■ Direction: Omit every picture and write out the rest of the records exactly.

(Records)

(begin)

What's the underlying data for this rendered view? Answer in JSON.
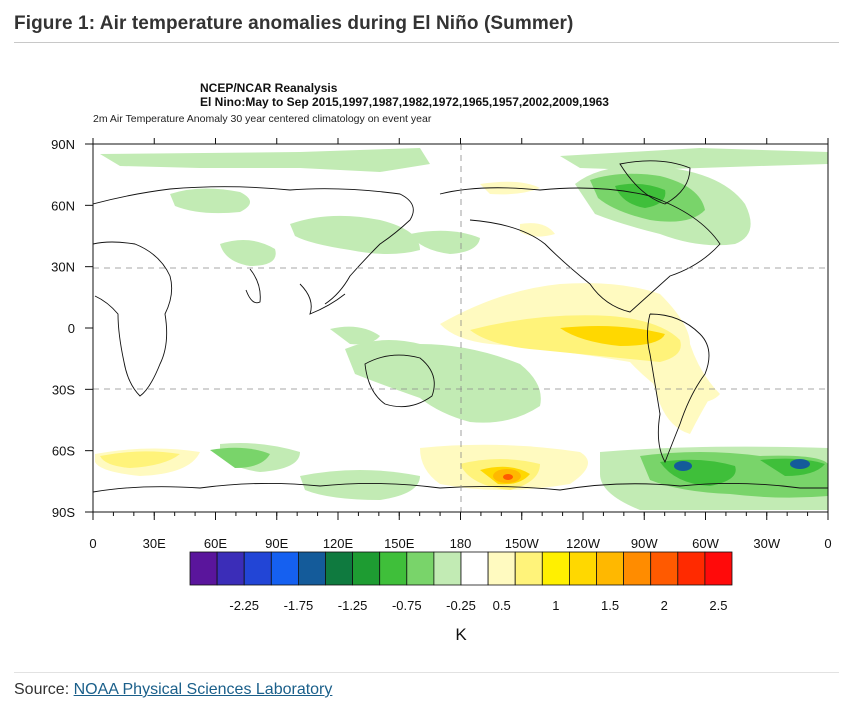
{
  "page": {
    "figure_title": "Figure 1: Air temperature anomalies during El Niño (Summer)",
    "source_label": "Source:",
    "source_link": "NOAA Physical Sciences Laboratory"
  },
  "map": {
    "title_line1": "NCEP/NCAR Reanalysis",
    "title_line2": "El Nino:May to Sep 2015,1997,1987,1982,1972,1965,1957,2002,2009,1963",
    "subtitle": "2m Air Temperature Anomaly 30 year centered climatology on event year",
    "projection": "cylindrical equidistant, 0–360E",
    "lat_ticks": [
      "90N",
      "60N",
      "30N",
      "0",
      "30S",
      "60S",
      "90S"
    ],
    "lon_ticks": [
      "0",
      "30E",
      "60E",
      "90E",
      "120E",
      "150E",
      "180",
      "150W",
      "120W",
      "90W",
      "60W",
      "30W",
      "0"
    ],
    "colorbar": {
      "colors": [
        "#5a159c",
        "#3b2db8",
        "#2245d6",
        "#1560f0",
        "#145b9a",
        "#0f7a3f",
        "#1e9c32",
        "#3fbf3a",
        "#79d46a",
        "#c2ebb4",
        "#ffffff",
        "#fffac0",
        "#fff37a",
        "#fff000",
        "#ffd800",
        "#ffb800",
        "#ff8c00",
        "#ff5a00",
        "#ff2a00",
        "#ff0a0a"
      ],
      "labels": [
        "-2.25",
        "-1.75",
        "-1.25",
        "-0.75",
        "-0.25",
        "0.5",
        "1",
        "1.5",
        "2",
        "2.5"
      ],
      "unit": "K"
    }
  }
}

(end)

■ Result of this exercise:
What's the underlying data for this rendered view? Answer in JSON.
{
  "page": {
    "figure_title": "Figure 1: Air temperature anomalies during El Niño (Summer)",
    "source_label": "Source:",
    "source_link": "NOAA Physical Sciences Laboratory"
  },
  "map": {
    "title_line1": "NCEP/NCAR Reanalysis",
    "title_line2": "El Nino:May to Sep 2015,1997,1987,1982,1972,1965,1957,2002,2009,1963",
    "subtitle": "2m Air Temperature Anomaly 30 year centered climatology on event year",
    "projection": "cylindrical equidistant, 0–360E",
    "lat_ticks": [
      "90N",
      "60N",
      "30N",
      "0",
      "30S",
      "60S",
      "90S"
    ],
    "lon_ticks": [
      "0",
      "30E",
      "60E",
      "90E",
      "120E",
      "150E",
      "180",
      "150W",
      "120W",
      "90W",
      "60W",
      "30W",
      "0"
    ],
    "colorbar": {
      "colors": [
        "#5a159c",
        "#3b2db8",
        "#2245d6",
        "#1560f0",
        "#145b9a",
        "#0f7a3f",
        "#1e9c32",
        "#3fbf3a",
        "#79d46a",
        "#c2ebb4",
        "#ffffff",
        "#fffac0",
        "#fff37a",
        "#fff000",
        "#ffd800",
        "#ffb800",
        "#ff8c00",
        "#ff5a00",
        "#ff2a00",
        "#ff0a0a"
      ],
      "labels": [
        "-2.25",
        "-1.75",
        "-1.25",
        "-0.75",
        "-0.25",
        "0.5",
        "1",
        "1.5",
        "2",
        "2.5"
      ],
      "unit": "K"
    }
  }
}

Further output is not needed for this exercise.